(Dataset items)
>>

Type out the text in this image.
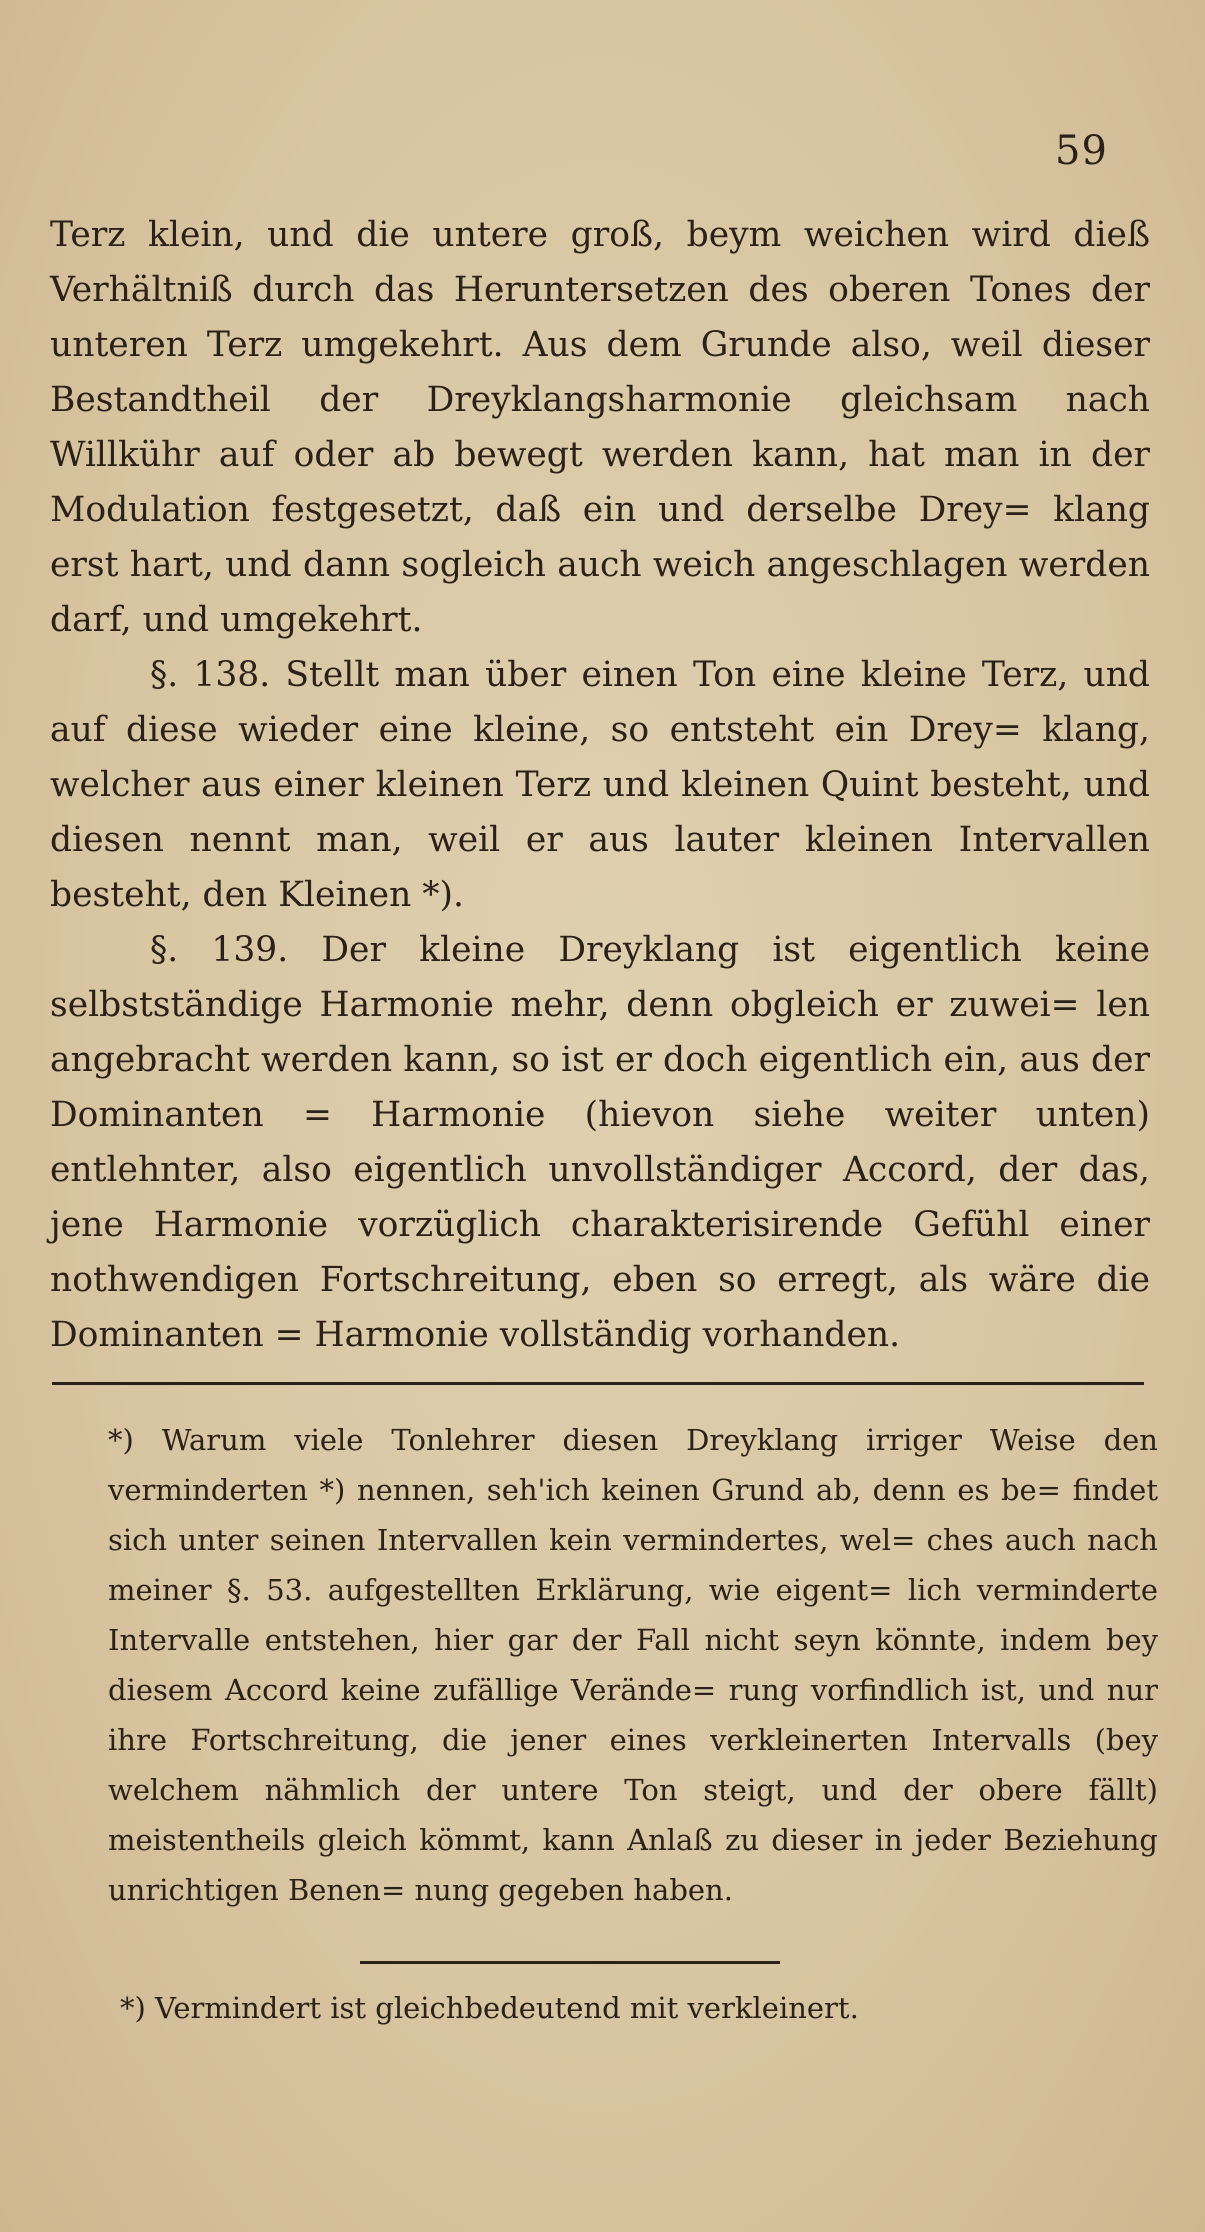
59

Terz klein, und die untere groß, beym weichen wird dieß Verhältniß durch das Heruntersetzen des oberen Tones der unteren Terz umgekehrt. Aus dem Grunde also, weil dieser Bestandtheil der Dreyklangsharmonie gleichsam nach Willkühr auf oder ab bewegt werden kann, hat man in der Modulation festgesetzt, daß ein und derselbe Drey= klang erst hart, und dann sogleich auch weich angeschlagen werden darf, und umgekehrt.

§. 138. Stellt man über einen Ton eine kleine Terz, und auf diese wieder eine kleine, so entsteht ein Drey= klang, welcher aus einer kleinen Terz und kleinen Quint besteht, und diesen nennt man, weil er aus lauter kleinen Intervallen besteht, den Kleinen *).

§. 139. Der kleine Dreyklang ist eigentlich keine selbstständige Harmonie mehr, denn obgleich er zuwei= len angebracht werden kann, so ist er doch eigentlich ein, aus der Dominanten = Harmonie (hievon siehe weiter unten) entlehnter, also eigentlich unvollständiger Accord, der das, jene Harmonie vorzüglich charakterisirende Gefühl einer nothwendigen Fortschreitung, eben so erregt, als wäre die Dominanten = Harmonie vollständig vorhanden.

*) Warum viele Tonlehrer diesen Dreyklang irriger Weise den verminderten *) nennen, seh'ich keinen Grund ab, denn es be= findet sich unter seinen Intervallen kein vermindertes, wel= ches auch nach meiner §. 53. aufgestellten Erklärung, wie eigent= lich verminderte Intervalle entstehen, hier gar der Fall nicht seyn könnte, indem bey diesem Accord keine zufällige Verände= rung vorfindlich ist, und nur ihre Fortschreitung, die jener eines verkleinerten Intervalls (bey welchem nähmlich der untere Ton steigt, und der obere fällt) meistentheils gleich kömmt, kann Anlaß zu dieser in jeder Beziehung unrichtigen Benen= nung gegeben haben.

*) Vermindert ist gleichbedeutend mit verkleinert.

<<

What to work on: Reproduce every record word for word. The copy must contain no pictures.

Written response:
Type out the text in this image.
59

Terz klein, und die untere groß, beym weichen wird dieß Verhältniß durch das Heruntersetzen des oberen Tones der unteren Terz umgekehrt. Aus dem Grunde also, weil dieser Bestandtheil der Dreyklangsharmonie gleichsam nach Willkühr auf oder ab bewegt werden kann, hat man in der Modulation festgesetzt, daß ein und derselbe Drey= klang erst hart, und dann sogleich auch weich angeschlagen werden darf, und umgekehrt.

§. 138. Stellt man über einen Ton eine kleine Terz, und auf diese wieder eine kleine, so entsteht ein Drey= klang, welcher aus einer kleinen Terz und kleinen Quint besteht, und diesen nennt man, weil er aus lauter kleinen Intervallen besteht, den Kleinen *).

§. 139. Der kleine Dreyklang ist eigentlich keine selbstständige Harmonie mehr, denn obgleich er zuwei= len angebracht werden kann, so ist er doch eigentlich ein, aus der Dominanten = Harmonie (hievon siehe weiter unten) entlehnter, also eigentlich unvollständiger Accord, der das, jene Harmonie vorzüglich charakterisirende Gefühl einer nothwendigen Fortschreitung, eben so erregt, als wäre die Dominanten = Harmonie vollständig vorhanden.

*) Warum viele Tonlehrer diesen Dreyklang irriger Weise den verminderten *) nennen, seh'ich keinen Grund ab, denn es be= findet sich unter seinen Intervallen kein vermindertes, wel= ches auch nach meiner §. 53. aufgestellten Erklärung, wie eigent= lich verminderte Intervalle entstehen, hier gar der Fall nicht seyn könnte, indem bey diesem Accord keine zufällige Verände= rung vorfindlich ist, und nur ihre Fortschreitung, die jener eines verkleinerten Intervalls (bey welchem nähmlich der untere Ton steigt, und der obere fällt) meistentheils gleich kömmt, kann Anlaß zu dieser in jeder Beziehung unrichtigen Benen= nung gegeben haben.

*) Vermindert ist gleichbedeutend mit verkleinert.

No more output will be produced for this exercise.